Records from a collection
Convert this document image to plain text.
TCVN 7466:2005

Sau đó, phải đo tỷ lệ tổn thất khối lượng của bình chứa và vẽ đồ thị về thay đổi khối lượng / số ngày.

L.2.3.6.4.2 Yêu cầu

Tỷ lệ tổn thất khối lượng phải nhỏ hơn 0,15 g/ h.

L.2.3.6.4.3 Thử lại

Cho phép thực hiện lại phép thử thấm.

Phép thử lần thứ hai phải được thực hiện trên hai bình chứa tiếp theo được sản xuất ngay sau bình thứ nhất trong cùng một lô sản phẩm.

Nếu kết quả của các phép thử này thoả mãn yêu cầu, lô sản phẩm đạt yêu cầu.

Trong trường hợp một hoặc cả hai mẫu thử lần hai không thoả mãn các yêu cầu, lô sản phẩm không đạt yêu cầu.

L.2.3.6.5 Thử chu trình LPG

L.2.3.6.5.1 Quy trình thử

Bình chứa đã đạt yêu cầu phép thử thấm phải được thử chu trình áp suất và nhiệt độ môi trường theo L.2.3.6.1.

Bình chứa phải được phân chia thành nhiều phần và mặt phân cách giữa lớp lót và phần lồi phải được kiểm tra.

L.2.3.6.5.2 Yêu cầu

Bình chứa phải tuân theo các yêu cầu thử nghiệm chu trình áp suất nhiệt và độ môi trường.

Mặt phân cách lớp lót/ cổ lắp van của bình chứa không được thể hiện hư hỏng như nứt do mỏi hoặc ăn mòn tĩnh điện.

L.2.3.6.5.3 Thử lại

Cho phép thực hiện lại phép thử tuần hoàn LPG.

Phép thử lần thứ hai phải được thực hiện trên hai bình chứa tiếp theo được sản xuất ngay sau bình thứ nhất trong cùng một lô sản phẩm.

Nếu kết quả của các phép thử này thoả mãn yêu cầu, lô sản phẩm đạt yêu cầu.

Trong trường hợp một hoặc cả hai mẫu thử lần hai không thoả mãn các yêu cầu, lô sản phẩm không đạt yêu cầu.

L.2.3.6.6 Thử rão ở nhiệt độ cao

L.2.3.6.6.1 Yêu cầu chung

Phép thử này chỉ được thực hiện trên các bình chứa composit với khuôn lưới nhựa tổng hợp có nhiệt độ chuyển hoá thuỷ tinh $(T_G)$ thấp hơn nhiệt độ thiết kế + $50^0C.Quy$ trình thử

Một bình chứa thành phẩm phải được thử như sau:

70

-- What to work on --
Every line above should be retyped exactly as given.

-- Exercise solution --
Convert this document image to plain text.
TCVN 7466:2005

Sau đó, phải đo tỷ lệ tổn thất khối lượng của bình chứa và vẽ đồ thị về thay đổi khối lượng / số ngày.

L.2.3.6.4.2 Yêu cầu

Tỷ lệ tổn thất khối lượng phải nhỏ hơn 0,15 g/ h.

L.2.3.6.4.3 Thử lại

Cho phép thực hiện lại phép thử thấm.

Phép thử lần thứ hai phải được thực hiện trên hai bình chứa tiếp theo được sản xuất ngay sau bình thứ nhất trong cùng một lô sản phẩm.

Nếu kết quả của các phép thử này thoả mãn yêu cầu, lô sản phẩm đạt yêu cầu.

Trong trường hợp một hoặc cả hai mẫu thử lần hai không thoả mãn các yêu cầu, lô sản phẩm không đạt yêu cầu.

L.2.3.6.5 Thử chu trình LPG

L.2.3.6.5.1 Quy trình thử

Bình chứa đã đạt yêu cầu phép thử thấm phải được thử chu trình áp suất và nhiệt độ môi trường theo L.2.3.6.1.

Bình chứa phải được phân chia thành nhiều phần và mặt phân cách giữa lớp lót và phần lồi phải được kiểm tra.

L.2.3.6.5.2 Yêu cầu

Bình chứa phải tuân theo các yêu cầu thử nghiệm chu trình áp suất nhiệt và độ môi trường.

Mặt phân cách lớp lót/ cổ lắp van của bình chứa không được thể hiện hư hỏng như nứt do mỏi hoặc ăn mòn tĩnh điện.

L.2.3.6.5.3 Thử lại

Cho phép thực hiện lại phép thử tuần hoàn LPG.

Phép thử lần thứ hai phải được thực hiện trên hai bình chứa tiếp theo được sản xuất ngay sau bình thứ nhất trong cùng một lô sản phẩm.

Nếu kết quả của các phép thử này thoả mãn yêu cầu, lô sản phẩm đạt yêu cầu.

Trong trường hợp một hoặc cả hai mẫu thử lần hai không thoả mãn các yêu cầu, lô sản phẩm không đạt yêu cầu.

L.2.3.6.6 Thử rão ở nhiệt độ cao

L.2.3.6.6.1 Yêu cầu chung

Phép thử này chỉ được thực hiện trên các bình chứa composit với khuôn lưới nhựa tổng hợp có nhiệt độ chuyển hoá thuỷ tinh $(T_G)$ thấp hơn nhiệt độ thiết kế + $50^0C.Quy$ trình thử

Một bình chứa thành phẩm phải được thử như sau:

70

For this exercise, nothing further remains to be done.